[start Recorded information]
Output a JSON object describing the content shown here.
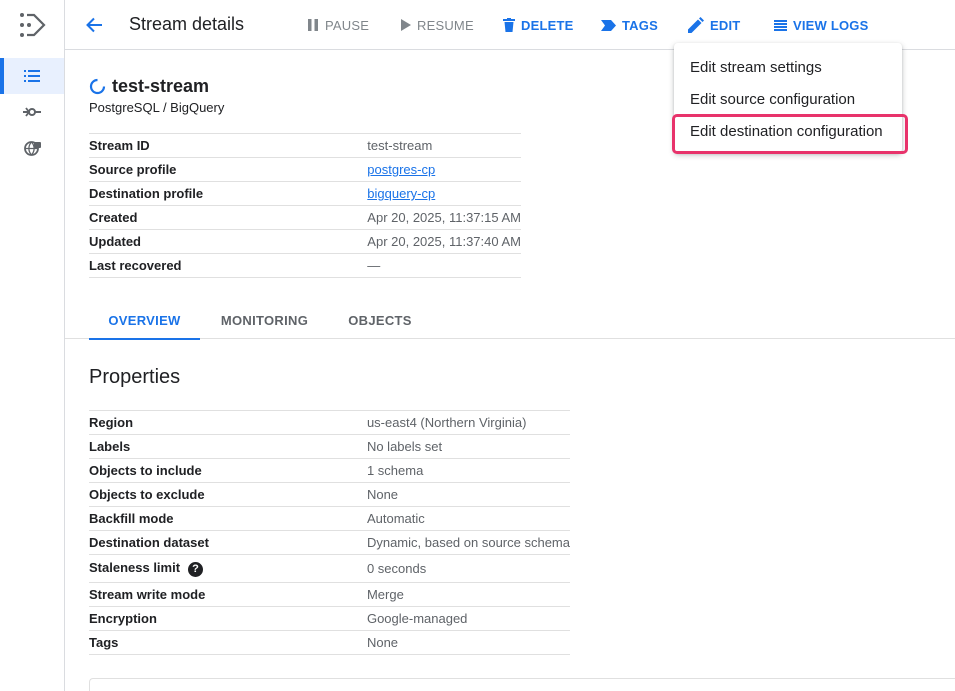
{
  "topbar": {
    "title": "Stream details",
    "actions": [
      {
        "label": "PAUSE",
        "icon": "pause-icon",
        "state": "disabled"
      },
      {
        "label": "RESUME",
        "icon": "play-icon",
        "state": "disabled"
      },
      {
        "label": "DELETE",
        "icon": "trash-icon",
        "state": "enabled"
      },
      {
        "label": "TAGS",
        "icon": "tag-icon",
        "state": "enabled"
      },
      {
        "label": "EDIT",
        "icon": "pencil-icon",
        "state": "enabled"
      },
      {
        "label": "VIEW LOGS",
        "icon": "list-icon",
        "state": "enabled"
      }
    ]
  },
  "stream": {
    "name": "test-stream",
    "subtitle": "PostgreSQL / BigQuery",
    "details": [
      {
        "key": "Stream ID",
        "value": "test-stream"
      },
      {
        "key": "Source profile",
        "value": "postgres-cp"
      },
      {
        "key": "Destination profile",
        "value": "bigquery-cp"
      },
      {
        "key": "Created",
        "value": "Apr 20, 2025, 11:37:15 AM"
      },
      {
        "key": "Updated",
        "value": "Apr 20, 2025, 11:37:40 AM"
      },
      {
        "key": "Last recovered",
        "value": "—"
      }
    ]
  },
  "tabs": [
    "OVERVIEW",
    "MONITORING",
    "OBJECTS"
  ],
  "properties": {
    "title": "Properties",
    "rows": [
      {
        "key": "Region",
        "value": "us-east4 (Northern Virginia)"
      },
      {
        "key": "Labels",
        "value": "No labels set"
      },
      {
        "key": "Objects to include",
        "value": "1 schema"
      },
      {
        "key": "Objects to exclude",
        "value": "None"
      },
      {
        "key": "Backfill mode",
        "value": "Automatic"
      },
      {
        "key": "Destination dataset",
        "value": "Dynamic, based on source schema"
      },
      {
        "key": "Staleness limit",
        "value": "0 seconds"
      },
      {
        "key": "Stream write mode",
        "value": "Merge"
      },
      {
        "key": "Encryption",
        "value": "Google-managed"
      },
      {
        "key": "Tags",
        "value": "None"
      }
    ],
    "help_glyph": "?"
  },
  "edit_menu": {
    "items": [
      "Edit stream settings",
      "Edit source configuration",
      "Edit destination configuration"
    ],
    "highlight_color": "#e8336b"
  },
  "colors": {
    "accent": "#1a73e8",
    "disabled": "#80868b"
  }
}
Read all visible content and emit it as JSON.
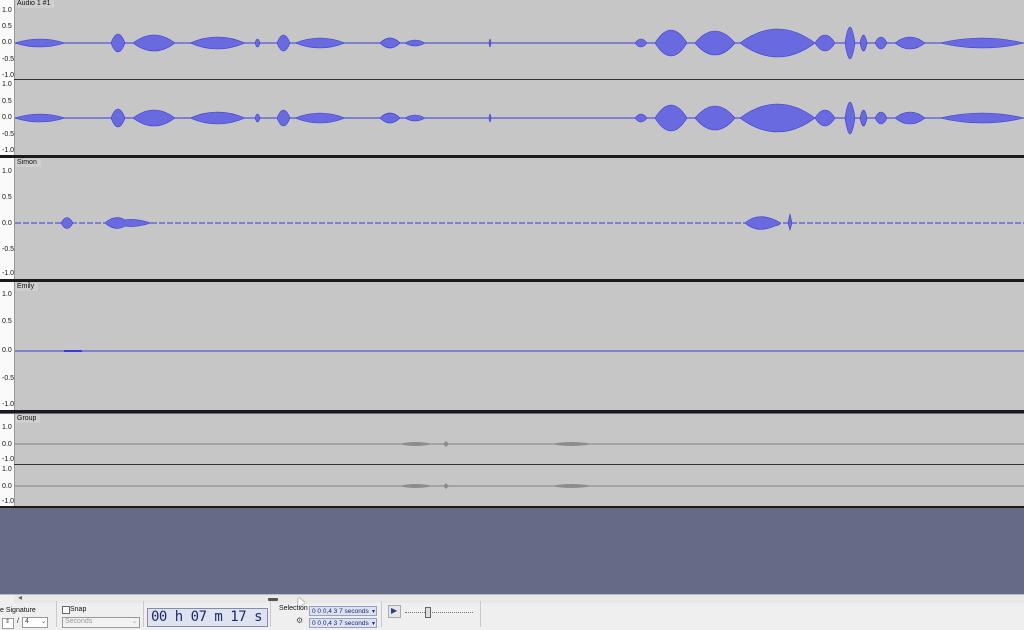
{
  "tracks": [
    {
      "name": "Audio 1 #1",
      "channels": [
        {
          "scale": [
            "1.0",
            "0.5",
            "0.0",
            "-0.5",
            "-1.0"
          ]
        },
        {
          "scale": [
            "1.0",
            "0.5",
            "0.0",
            "-0.5",
            "-1.0"
          ]
        }
      ]
    },
    {
      "name": "Simon",
      "channels": [
        {
          "scale": [
            "1.0",
            "0.5",
            "0.0",
            "-0.5",
            "-1.0"
          ]
        }
      ]
    },
    {
      "name": "Emily",
      "channels": [
        {
          "scale": [
            "1.0",
            "0.5",
            "0.0",
            "-0.5",
            "-1.0"
          ]
        }
      ]
    },
    {
      "name": "Group",
      "channels": [
        {
          "scale": [
            "1.0",
            "0.0",
            "-1.0"
          ]
        },
        {
          "scale": [
            "1.0",
            "0.0",
            "-1.0"
          ]
        }
      ]
    }
  ],
  "colors": {
    "waveform": "#3b3bd6",
    "waveform_fill": "#6a6ae0",
    "track_bg": "#c6c6c6",
    "empty_area": "#656a87",
    "muted_wave": "#808080"
  },
  "toolbar": {
    "time_signature_label": "e Signature",
    "time_signature_denominator": "4",
    "time_signature_slash": "/",
    "snap_label": "Snap",
    "snap_units": "Seconds",
    "time_display": "00 h 07 m 17 s",
    "selection_label": "Selection",
    "selection_start": "0 0 0,4 3 7 seconds",
    "selection_end": "0 0 0,4 3 7 seconds"
  }
}
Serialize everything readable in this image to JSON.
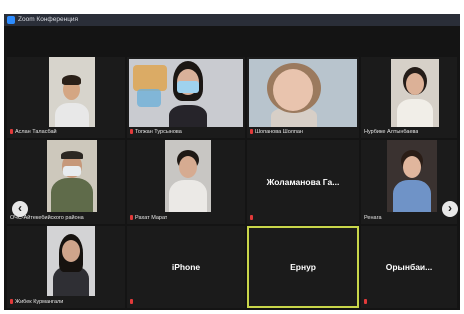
{
  "window": {
    "title": "Zoom Конференция"
  },
  "participants": [
    {
      "name": "Аслан Таласбай"
    },
    {
      "name": "Тогжан Турсынова"
    },
    {
      "name": "Шопанова Шолпан"
    },
    {
      "name": "Нурбике Алтынбаева"
    },
    {
      "name": "ОЧС-Айтекебийского района"
    },
    {
      "name": "Рахат Марат"
    },
    {
      "name": "Жоламанова Га..."
    },
    {
      "name": "Ренага"
    },
    {
      "name": "Жибек Курмангали"
    },
    {
      "name": "iPhone"
    },
    {
      "name": "Ернур"
    },
    {
      "name": "Орынбаи..."
    }
  ],
  "nav": {
    "prev": "‹",
    "next": "›"
  }
}
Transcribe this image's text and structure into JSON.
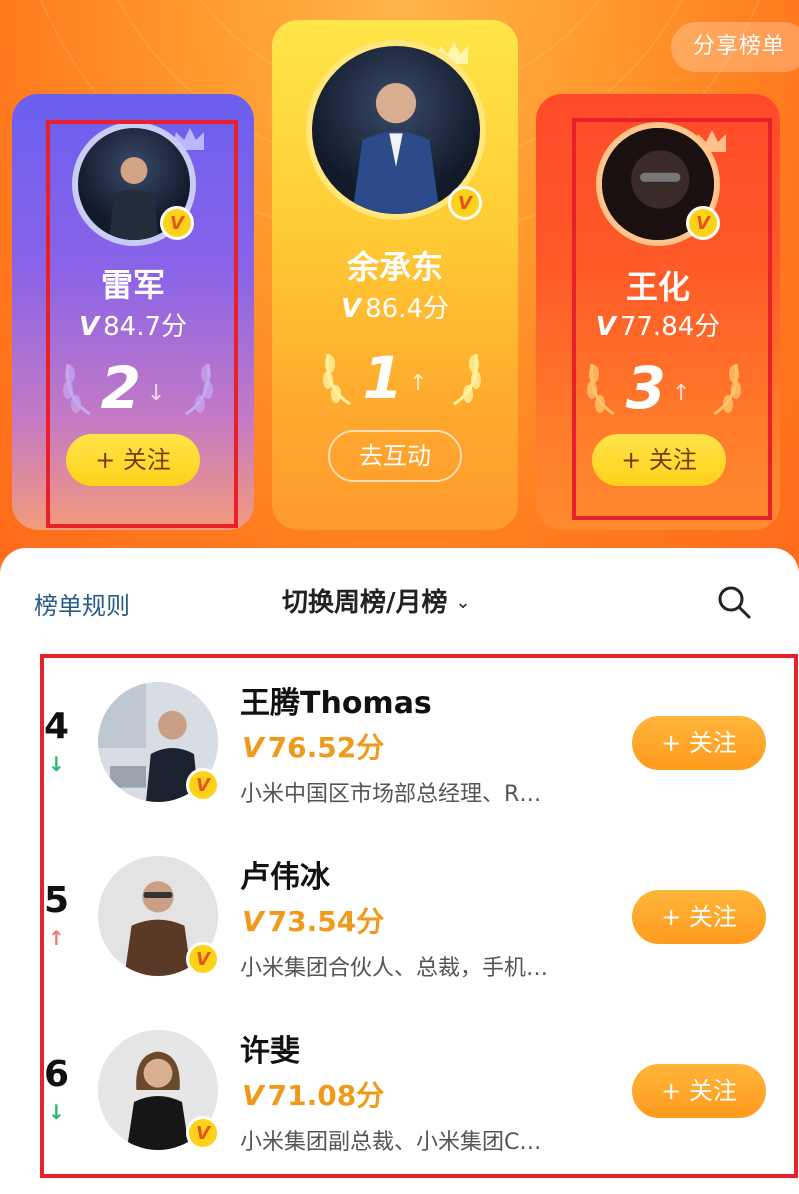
{
  "header": {
    "share_label": "分享榜单"
  },
  "podium": [
    {
      "rank": "2",
      "name": "雷军",
      "score_prefix": "V",
      "score": "84.7分",
      "action": "+ 关注",
      "trend": "↓"
    },
    {
      "rank": "1",
      "name": "余承东",
      "score_prefix": "V",
      "score": "86.4分",
      "action": "去互动",
      "trend": "↑"
    },
    {
      "rank": "3",
      "name": "王化",
      "score_prefix": "V",
      "score": "77.84分",
      "action": "+ 关注",
      "trend": "↑"
    }
  ],
  "toolbar": {
    "rules_label": "榜单规则",
    "switch_label": "切换周榜/月榜",
    "chevron": "⌄"
  },
  "list": [
    {
      "rank": "4",
      "trend": "↓",
      "trend_color": "#2bb673",
      "name": "王腾Thomas",
      "score_prefix": "V",
      "score": "76.52分",
      "desc": "小米中国区市场部总经理、R…",
      "action": "+ 关注"
    },
    {
      "rank": "5",
      "trend": "↑",
      "trend_color": "#f07a7a",
      "name": "卢伟冰",
      "score_prefix": "V",
      "score": "73.54分",
      "desc": "小米集团合伙人、总裁，手机…",
      "action": "+ 关注"
    },
    {
      "rank": "6",
      "trend": "↓",
      "trend_color": "#2bb673",
      "name": "许斐",
      "score_prefix": "V",
      "score": "71.08分",
      "desc": "小米集团副总裁、小米集团C…",
      "action": "+ 关注"
    }
  ],
  "colors": {
    "accent": "#ff9a1e",
    "highlight_box": "#e8202a",
    "rules_link": "#2a5a8a"
  }
}
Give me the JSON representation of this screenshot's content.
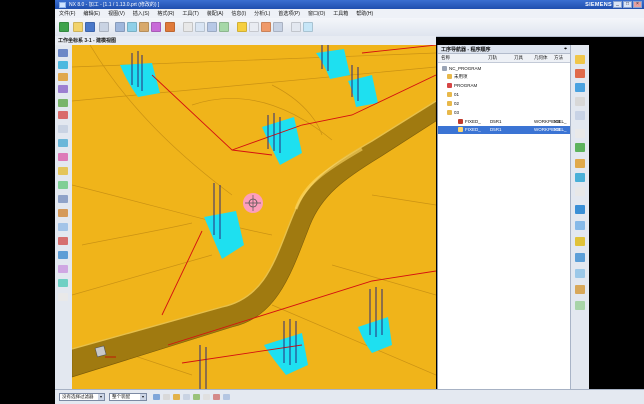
{
  "window": {
    "title": "NX 8.0 - 加工 - [1.1 / 1.13.0.prt (修改的) ]",
    "brand": "SIEMENS",
    "controls": [
      "_",
      "□",
      "×"
    ]
  },
  "menu": {
    "items": [
      "文件(F)",
      "编辑(E)",
      "视图(V)",
      "插入(S)",
      "格式(R)",
      "工具(T)",
      "装配(A)",
      "信息(I)",
      "分析(L)",
      "首选项(P)",
      "窗口(O)",
      "工具箱",
      "帮助(H)"
    ]
  },
  "tabbar": {
    "breadcrumb": "工作坐标系 3-1 - 建模视图"
  },
  "navigator": {
    "title": "工序导航器 - 程序顺序",
    "columns": [
      "名称",
      "刀轨",
      "刀具",
      "几何体",
      "方法"
    ],
    "rows": [
      {
        "label": "NC_PROGRAM",
        "indent": 0,
        "icon": "program-root-icon"
      },
      {
        "label": "未用项",
        "indent": 1,
        "icon": "folder-icon"
      },
      {
        "label": "PROGRAM",
        "indent": 1,
        "icon": "program-icon"
      },
      {
        "label": "01",
        "indent": 1,
        "icon": "folder-icon"
      },
      {
        "label": "02",
        "indent": 1,
        "icon": "folder-icon"
      },
      {
        "label": "03",
        "indent": 1,
        "icon": "folder-icon"
      },
      {
        "label": "FIXED_",
        "indent": 2,
        "icon": "operation-icon",
        "cells": [
          "D5R1",
          "",
          "WORKPIECE",
          "MILL_"
        ]
      },
      {
        "label": "FIXED_",
        "indent": 2,
        "icon": "operation-icon",
        "cells": [
          "D5R1",
          "",
          "WORKPIECE",
          "MILL_"
        ],
        "selected": true
      }
    ]
  },
  "statusbar": {
    "filter_value": "没有选择过滤器",
    "scope_value": "整个装配"
  },
  "colors": {
    "part": "#f0b41a",
    "wall": "#a07a10",
    "cyan": "#1ee0f0",
    "toolpath": "#d41010",
    "selection": "#3b74d4"
  }
}
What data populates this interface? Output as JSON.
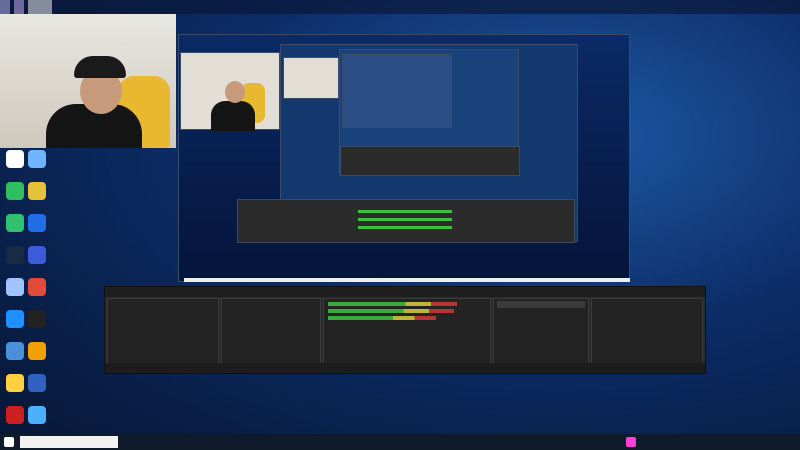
{
  "overlay": {
    "top_marquee": "",
    "recent_donor": "",
    "recent_donor_small": "",
    "qq_group_mid": "",
    "qq_group_bottom": ""
  },
  "obs": {
    "window_title": "",
    "panels": {
      "scenes": "",
      "sources": "",
      "mixer": "",
      "transitions": "",
      "controls": ""
    },
    "sources": [],
    "mixer_channels": [
      {
        "db": "",
        "level": 0.86
      },
      {
        "db": "",
        "level": 0.84
      },
      {
        "db": "",
        "level": 0.72
      }
    ],
    "transition": {
      "type": "",
      "duration_label": "",
      "duration_value": ""
    },
    "controls": [],
    "statusbar": ""
  },
  "desktop_icons": [
    {
      "color": "#ffffff"
    },
    {
      "color": "#6fb5ff"
    },
    {
      "color": "#2fbf5f"
    },
    {
      "color": "#e6c23a"
    },
    {
      "color": "#30c070"
    },
    {
      "color": "#1f6ee6"
    },
    {
      "color": "#1a2a44"
    },
    {
      "color": "#3b5bdb"
    },
    {
      "color": "#a0c4ff"
    },
    {
      "color": "#e04a3a"
    },
    {
      "color": "#1e90ff"
    },
    {
      "color": "#222222"
    },
    {
      "color": "#4a90d9"
    },
    {
      "color": "#f0a000"
    },
    {
      "color": "#ffd040"
    },
    {
      "color": "#3060c0"
    },
    {
      "color": "#cc2020"
    },
    {
      "color": "#4db0ff"
    }
  ],
  "taskbar": {
    "search_placeholder": "",
    "weather": "",
    "clock_time": "",
    "clock_date": ""
  },
  "colors": {
    "overlay_magenta": "#ff3fd8",
    "obs_bg": "#2b2b2b",
    "taskbar_bg": "#0f1a2a"
  }
}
[end Recorded information]
● Problem to solve: Return all lines of the material above in which the word "content" occurs.

● Answer to the exercise:
Output a JSON object describing the content shown here.
Read all visible content and emit it as JSON.
Give me the JSON representation of this screenshot's content.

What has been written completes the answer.